Stored data
┏━━
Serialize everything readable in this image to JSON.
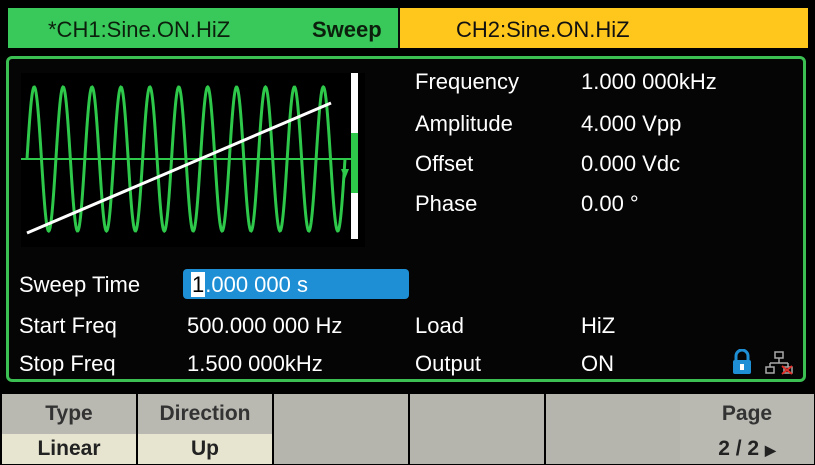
{
  "header": {
    "ch1_label": "*CH1:Sine.ON.HiZ",
    "mode_label": "Sweep",
    "ch2_label": "CH2:Sine.ON.HiZ"
  },
  "params": {
    "frequency_label": "Frequency",
    "frequency_value": "1.000 000kHz",
    "amplitude_label": "Amplitude",
    "amplitude_value": "4.000 Vpp",
    "offset_label": "Offset",
    "offset_value": "0.000 Vdc",
    "phase_label": "Phase",
    "phase_value": "0.00 °"
  },
  "sweep": {
    "time_label": "Sweep Time",
    "time_cursor_char": "1",
    "time_value_rest": ".000 000 s",
    "start_label": "Start Freq",
    "start_value": "500.000 000 Hz",
    "stop_label": "Stop Freq",
    "stop_value": "1.500 000kHz"
  },
  "output": {
    "load_label": "Load",
    "load_value": "HiZ",
    "output_label": "Output",
    "output_value": "ON"
  },
  "status_icons": {
    "lock": "lock-icon",
    "network": "network-icon"
  },
  "softkeys": [
    {
      "title": "Type",
      "value": "Linear"
    },
    {
      "title": "Direction",
      "value": "Up"
    },
    {
      "title": "",
      "value": ""
    },
    {
      "title": "",
      "value": ""
    },
    {
      "title": "",
      "value": ""
    },
    {
      "title": "Page",
      "value": "2 / 2"
    }
  ],
  "colors": {
    "ch1_tab": "#38c95a",
    "ch2_tab": "#ffc61c",
    "panel_border": "#3bbf52",
    "selected_field": "#1e8fd5",
    "waveform": "#2ec84a"
  }
}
┗━━
GOAL OF THE EXERCISE – Can you restate all the records above word for word while dropping the pictures?

WRITTEN SOLUTION –
Serialize everything readable in this image to JSON.
{
  "header": {
    "ch1_label": "*CH1:Sine.ON.HiZ",
    "mode_label": "Sweep",
    "ch2_label": "CH2:Sine.ON.HiZ"
  },
  "params": {
    "frequency_label": "Frequency",
    "frequency_value": "1.000 000kHz",
    "amplitude_label": "Amplitude",
    "amplitude_value": "4.000 Vpp",
    "offset_label": "Offset",
    "offset_value": "0.000 Vdc",
    "phase_label": "Phase",
    "phase_value": "0.00 °"
  },
  "sweep": {
    "time_label": "Sweep Time",
    "time_cursor_char": "1",
    "time_value_rest": ".000 000 s",
    "start_label": "Start Freq",
    "start_value": "500.000 000 Hz",
    "stop_label": "Stop Freq",
    "stop_value": "1.500 000kHz"
  },
  "output": {
    "load_label": "Load",
    "load_value": "HiZ",
    "output_label": "Output",
    "output_value": "ON"
  },
  "status_icons": {
    "lock": "lock-icon",
    "network": "network-icon"
  },
  "softkeys": [
    {
      "title": "Type",
      "value": "Linear"
    },
    {
      "title": "Direction",
      "value": "Up"
    },
    {
      "title": "",
      "value": ""
    },
    {
      "title": "",
      "value": ""
    },
    {
      "title": "",
      "value": ""
    },
    {
      "title": "Page",
      "value": "2 / 2"
    }
  ],
  "colors": {
    "ch1_tab": "#38c95a",
    "ch2_tab": "#ffc61c",
    "panel_border": "#3bbf52",
    "selected_field": "#1e8fd5",
    "waveform": "#2ec84a"
  }
}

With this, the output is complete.